- EXERCISE A
For the Conservative Bayesian Agent README, decide whether each statement agrees with it, answering yes or no and quoting the deciding words exactly: (i) the code can run on CPU, CUDA and Apple Silicon devices; (ii) the new non-IID guardrail appears in the main paper's figures; (iii) on MacOS with MPS, version 2.3.1 of torch is installed.
- EXERCISE B
Reproduce everything in the Conservative Bayesian Agent README from "# For CUDA 11.8" down to "MPS (Apple Silicon)".

- QUOTED TEXT
** start **

Conservative Bayesian Agent

The experiments for the paper Can a Bayesian Oracle Prevent Harm from an Agent? (Bengio et al., 2024).

Features

Implementation of different safety guardrails for a multi-armed bandit agent:
- Cheating guardrail (using ground truth)
- Posterior predictive guardrail
- IID guardrail (Prop 3.4)
- Non-IID guardrail (Prop 4.6)
- New Non-IID guardrail with configurable harm estimation aggregation methods
Configurable exploding bandit environment
Plotting utilities
Experimentation framework with:
- Hyperparameter sweeps using Weights & Biases
- Custom metrics for reward/safety trade-offs

Installation

Using conda

conda env create -f environment.yaml

Using venv

Create and activate a virtual environment:

python -m venv venv
source venv/bin/activate  # On Unix/macOS
.\venv\Scripts\activate  # On Windows

Install PyTorch:

# For CUDA 11.8
pip install torch==2.3.1 torchvision torchaudio --index-url https://download.pytorch.org/whl/cu118

# For CPU only
pip install torch==2.3.1 torchvision torchaudio

# For MacOS with MPS (Apple Silicon)
pip install torch==2.2.2 torchvision torchaudio

Install the remaining requirements:

pip install -r requirements.txt

The code supports CPU, CUDA, and Apple Silicon (MPS) devices. The device can be configured in configs/config.yaml or via arguments:

device: "cpu" - CPU
device: "cuda" - NVIDIA GPU
device: "mps" - Apple Silicon GPU
device: "auto" - Automatically select best available device

Running Experiments

Basic Usage

Results in Figure 1

Run non-IID experiments with default parameters:

# Generates the results in Figure 1
python run_non_iid_experiment.py

Create plots from the results:

python make_non_iid_plots.py

To also include the experimental new non-IID guardrail in the comparison (not included in the main paper's figures):

python run_non_iid_experiment.py --include_new_non_iid

Results in Figure 2

Create plots from the results:

# Generates the results in Figure 2
python run_tightness_experiment.py

Create plots from the results:

python make_tightness_plots.py

New Non-IID Guardrails

For the new non-IID guardrails (implemented in the NewNonIidGuardrail class in agents/guardrails.py):

python run_new_non_iid.py

This script uses parameters defined in configs/config.yaml.

** end **

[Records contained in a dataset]
** start **

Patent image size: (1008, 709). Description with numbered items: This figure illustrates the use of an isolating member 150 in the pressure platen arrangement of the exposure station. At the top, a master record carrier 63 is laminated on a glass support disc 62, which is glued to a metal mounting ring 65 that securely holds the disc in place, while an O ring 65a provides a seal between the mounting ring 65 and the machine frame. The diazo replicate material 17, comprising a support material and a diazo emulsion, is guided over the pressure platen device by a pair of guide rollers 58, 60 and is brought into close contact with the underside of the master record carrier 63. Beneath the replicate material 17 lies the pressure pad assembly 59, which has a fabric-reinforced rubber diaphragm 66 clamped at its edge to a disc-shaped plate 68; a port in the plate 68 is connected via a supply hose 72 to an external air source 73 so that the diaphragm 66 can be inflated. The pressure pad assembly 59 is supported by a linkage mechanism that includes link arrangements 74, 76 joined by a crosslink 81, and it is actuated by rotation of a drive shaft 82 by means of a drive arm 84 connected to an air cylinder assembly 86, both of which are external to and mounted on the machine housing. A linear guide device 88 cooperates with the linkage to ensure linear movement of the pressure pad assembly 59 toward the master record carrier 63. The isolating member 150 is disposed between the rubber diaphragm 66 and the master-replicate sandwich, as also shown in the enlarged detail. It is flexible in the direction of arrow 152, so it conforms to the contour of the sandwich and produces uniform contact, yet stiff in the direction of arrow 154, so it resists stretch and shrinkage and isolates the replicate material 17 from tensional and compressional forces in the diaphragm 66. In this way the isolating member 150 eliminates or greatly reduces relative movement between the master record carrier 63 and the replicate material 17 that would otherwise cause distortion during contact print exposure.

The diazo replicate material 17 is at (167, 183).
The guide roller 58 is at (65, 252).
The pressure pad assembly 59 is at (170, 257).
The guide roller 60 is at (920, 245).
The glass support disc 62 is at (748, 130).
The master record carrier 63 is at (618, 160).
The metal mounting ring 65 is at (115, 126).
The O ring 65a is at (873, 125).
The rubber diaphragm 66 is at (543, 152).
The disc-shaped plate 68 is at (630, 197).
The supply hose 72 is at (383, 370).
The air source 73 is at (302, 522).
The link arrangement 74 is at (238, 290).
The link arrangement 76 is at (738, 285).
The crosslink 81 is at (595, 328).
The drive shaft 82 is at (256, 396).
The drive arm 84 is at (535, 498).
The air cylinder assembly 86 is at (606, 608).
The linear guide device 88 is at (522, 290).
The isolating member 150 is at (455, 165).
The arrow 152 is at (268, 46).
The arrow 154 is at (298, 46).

** end **
** start **

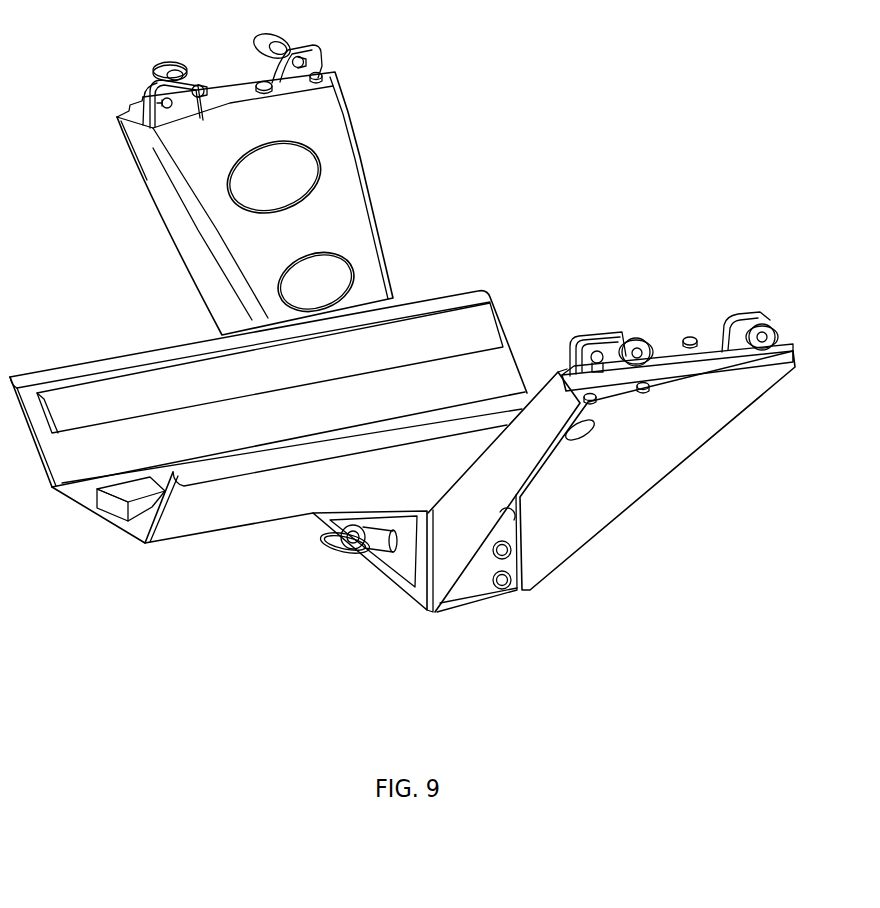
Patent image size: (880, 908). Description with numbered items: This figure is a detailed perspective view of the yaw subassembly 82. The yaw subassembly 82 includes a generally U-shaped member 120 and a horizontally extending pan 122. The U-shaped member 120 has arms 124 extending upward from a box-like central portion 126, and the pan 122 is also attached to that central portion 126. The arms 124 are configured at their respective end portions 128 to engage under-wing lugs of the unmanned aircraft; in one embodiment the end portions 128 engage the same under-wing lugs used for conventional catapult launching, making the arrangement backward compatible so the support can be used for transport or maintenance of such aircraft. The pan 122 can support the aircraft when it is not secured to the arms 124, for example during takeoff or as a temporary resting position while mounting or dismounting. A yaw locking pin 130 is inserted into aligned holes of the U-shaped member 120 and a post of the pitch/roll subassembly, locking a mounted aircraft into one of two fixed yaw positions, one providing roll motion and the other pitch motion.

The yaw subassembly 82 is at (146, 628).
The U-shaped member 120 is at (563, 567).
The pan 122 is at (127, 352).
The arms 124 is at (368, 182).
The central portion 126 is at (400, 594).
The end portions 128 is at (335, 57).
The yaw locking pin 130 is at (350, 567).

** end **
** start **

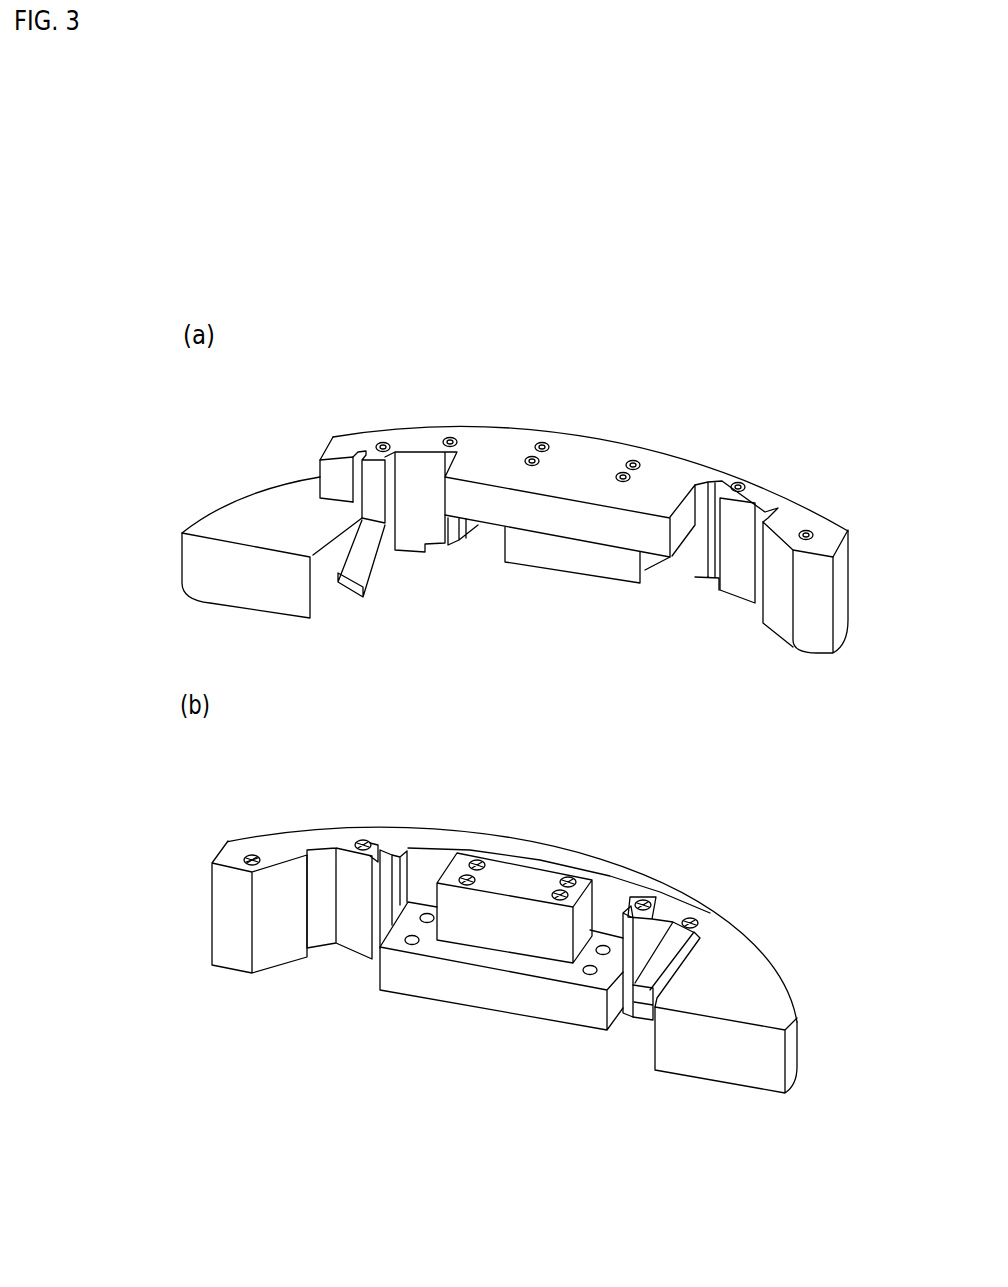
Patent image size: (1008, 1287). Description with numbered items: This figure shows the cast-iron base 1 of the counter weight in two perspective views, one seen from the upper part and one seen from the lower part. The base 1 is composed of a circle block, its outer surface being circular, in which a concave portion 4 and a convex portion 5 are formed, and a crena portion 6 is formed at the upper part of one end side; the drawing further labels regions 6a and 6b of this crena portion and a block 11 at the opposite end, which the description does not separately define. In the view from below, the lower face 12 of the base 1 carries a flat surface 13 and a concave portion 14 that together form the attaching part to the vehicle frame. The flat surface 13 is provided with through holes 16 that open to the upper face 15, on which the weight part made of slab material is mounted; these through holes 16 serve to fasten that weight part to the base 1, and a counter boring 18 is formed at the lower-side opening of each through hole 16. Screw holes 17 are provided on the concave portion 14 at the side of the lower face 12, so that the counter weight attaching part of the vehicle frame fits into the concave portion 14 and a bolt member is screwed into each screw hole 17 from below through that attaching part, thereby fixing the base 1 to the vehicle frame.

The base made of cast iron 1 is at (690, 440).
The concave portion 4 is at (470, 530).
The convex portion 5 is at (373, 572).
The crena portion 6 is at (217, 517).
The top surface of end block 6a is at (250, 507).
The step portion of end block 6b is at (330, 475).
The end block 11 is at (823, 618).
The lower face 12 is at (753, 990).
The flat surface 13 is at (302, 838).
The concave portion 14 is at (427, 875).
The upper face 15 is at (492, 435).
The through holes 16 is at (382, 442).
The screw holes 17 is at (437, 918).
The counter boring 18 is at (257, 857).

** end **

- TASK ANSWER A
(i) Yes: "The code supports CPU, CUDA, and Apple Silicon (MPS) devices."
(ii) No: "(not included in the main paper's figures)"
(iii) No: "pip install torch==2.2.2 torchvision torchaudio"

- TASK ANSWER B
# For CUDA 11.8
pip install torch==2.3.1 torchvision torchaudio --index-url https://download.pytorch.org/whl/cu118

# For CPU only
pip install torch==2.3.1 torchvision torchaudio

# For MacOS with MPS (Apple Silicon)